## Task requirements
Output all of the entries exactly as written.

## Stored data
***
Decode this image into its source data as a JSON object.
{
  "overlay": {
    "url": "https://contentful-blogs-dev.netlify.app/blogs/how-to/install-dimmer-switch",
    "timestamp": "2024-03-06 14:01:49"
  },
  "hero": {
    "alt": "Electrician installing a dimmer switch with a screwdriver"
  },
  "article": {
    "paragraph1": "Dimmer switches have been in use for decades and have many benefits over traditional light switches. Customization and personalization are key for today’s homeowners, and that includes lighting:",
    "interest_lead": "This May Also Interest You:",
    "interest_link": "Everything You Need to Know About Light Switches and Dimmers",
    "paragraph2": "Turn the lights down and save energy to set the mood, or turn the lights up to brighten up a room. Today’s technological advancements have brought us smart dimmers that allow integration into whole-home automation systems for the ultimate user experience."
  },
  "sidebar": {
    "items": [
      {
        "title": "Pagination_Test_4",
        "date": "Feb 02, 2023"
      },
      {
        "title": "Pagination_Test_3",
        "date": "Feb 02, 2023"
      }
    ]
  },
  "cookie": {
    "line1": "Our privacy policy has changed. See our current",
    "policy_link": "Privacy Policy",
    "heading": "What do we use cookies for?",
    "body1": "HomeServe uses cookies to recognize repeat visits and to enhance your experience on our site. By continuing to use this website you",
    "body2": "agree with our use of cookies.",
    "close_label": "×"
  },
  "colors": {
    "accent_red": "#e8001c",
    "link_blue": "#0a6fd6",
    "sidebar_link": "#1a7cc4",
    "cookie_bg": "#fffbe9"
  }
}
***
## Answer for this exercise
Decode this image into its source data as a JSON object.
{
  "overlay": {
    "url": "https://contentful-blogs-dev.netlify.app/blogs/how-to/install-dimmer-switch",
    "timestamp": "2024-03-06 14:01:49"
  },
  "hero": {
    "alt": "Electrician installing a dimmer switch with a screwdriver"
  },
  "article": {
    "paragraph1": "Dimmer switches have been in use for decades and have many benefits over traditional light switches. Customization and personalization are key for today’s homeowners, and that includes lighting:",
    "interest_lead": "This May Also Interest You:",
    "interest_link": "Everything You Need to Know About Light Switches and Dimmers",
    "paragraph2": "Turn the lights down and save energy to set the mood, or turn the lights up to brighten up a room. Today’s technological advancements have brought us smart dimmers that allow integration into whole-home automation systems for the ultimate user experience."
  },
  "sidebar": {
    "items": [
      {
        "title": "Pagination_Test_4",
        "date": "Feb 02, 2023"
      },
      {
        "title": "Pagination_Test_3",
        "date": "Feb 02, 2023"
      }
    ]
  },
  "cookie": {
    "line1": "Our privacy policy has changed. See our current",
    "policy_link": "Privacy Policy",
    "heading": "What do we use cookies for?",
    "body1": "HomeServe uses cookies to recognize repeat visits and to enhance your experience on our site. By continuing to use this website you",
    "body2": "agree with our use of cookies.",
    "close_label": "×"
  },
  "colors": {
    "accent_red": "#e8001c",
    "link_blue": "#0a6fd6",
    "sidebar_link": "#1a7cc4",
    "cookie_bg": "#fffbe9"
  }
}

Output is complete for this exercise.